The records that follow are to be repeated exactly, with the pictures removed.

### Provided information

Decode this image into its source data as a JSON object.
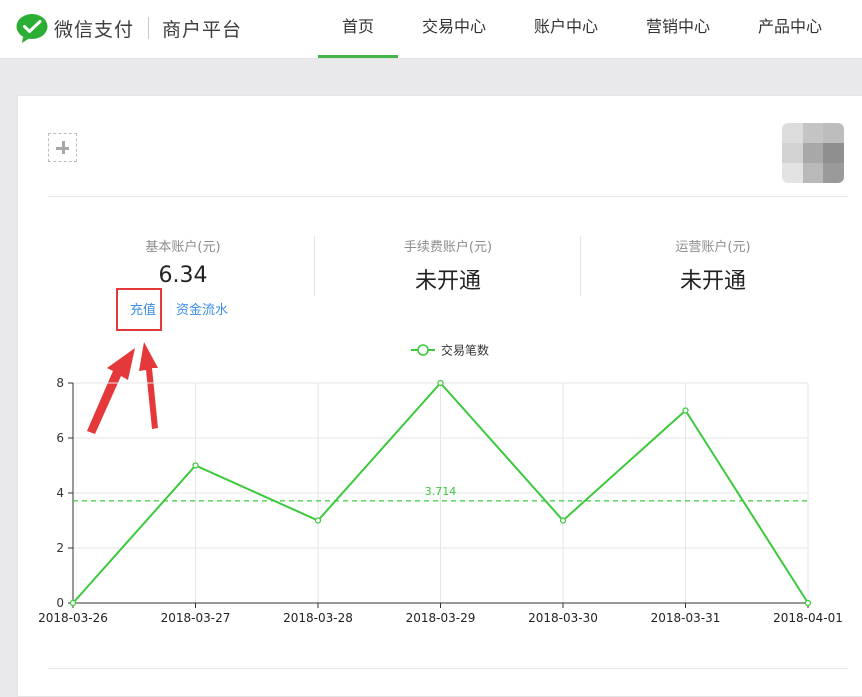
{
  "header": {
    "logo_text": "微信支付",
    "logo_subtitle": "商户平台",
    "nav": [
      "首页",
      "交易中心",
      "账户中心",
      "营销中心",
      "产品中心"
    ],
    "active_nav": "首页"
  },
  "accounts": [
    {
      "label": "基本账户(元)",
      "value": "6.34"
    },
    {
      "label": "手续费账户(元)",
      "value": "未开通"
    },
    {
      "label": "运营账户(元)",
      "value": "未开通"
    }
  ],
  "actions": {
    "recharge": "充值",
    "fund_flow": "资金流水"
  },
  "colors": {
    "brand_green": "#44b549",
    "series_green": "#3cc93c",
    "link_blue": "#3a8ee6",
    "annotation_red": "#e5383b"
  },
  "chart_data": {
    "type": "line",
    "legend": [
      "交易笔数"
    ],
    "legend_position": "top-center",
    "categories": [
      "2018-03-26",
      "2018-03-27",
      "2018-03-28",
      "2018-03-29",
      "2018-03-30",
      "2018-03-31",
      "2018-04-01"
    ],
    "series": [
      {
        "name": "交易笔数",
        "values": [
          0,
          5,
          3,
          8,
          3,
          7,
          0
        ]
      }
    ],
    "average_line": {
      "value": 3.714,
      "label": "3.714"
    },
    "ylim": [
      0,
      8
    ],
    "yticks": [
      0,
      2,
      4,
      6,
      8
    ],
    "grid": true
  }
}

######

The answer:
Decode this image into its source data as a JSON object.
{
  "header": {
    "logo_text": "微信支付",
    "logo_subtitle": "商户平台",
    "nav": [
      "首页",
      "交易中心",
      "账户中心",
      "营销中心",
      "产品中心"
    ],
    "active_nav": "首页"
  },
  "accounts": [
    {
      "label": "基本账户(元)",
      "value": "6.34"
    },
    {
      "label": "手续费账户(元)",
      "value": "未开通"
    },
    {
      "label": "运营账户(元)",
      "value": "未开通"
    }
  ],
  "actions": {
    "recharge": "充值",
    "fund_flow": "资金流水"
  },
  "colors": {
    "brand_green": "#44b549",
    "series_green": "#3cc93c",
    "link_blue": "#3a8ee6",
    "annotation_red": "#e5383b"
  },
  "chart_data": {
    "type": "line",
    "legend": [
      "交易笔数"
    ],
    "legend_position": "top-center",
    "categories": [
      "2018-03-26",
      "2018-03-27",
      "2018-03-28",
      "2018-03-29",
      "2018-03-30",
      "2018-03-31",
      "2018-04-01"
    ],
    "series": [
      {
        "name": "交易笔数",
        "values": [
          0,
          5,
          3,
          8,
          3,
          7,
          0
        ]
      }
    ],
    "average_line": {
      "value": 3.714,
      "label": "3.714"
    },
    "ylim": [
      0,
      8
    ],
    "yticks": [
      0,
      2,
      4,
      6,
      8
    ],
    "grid": true
  }
}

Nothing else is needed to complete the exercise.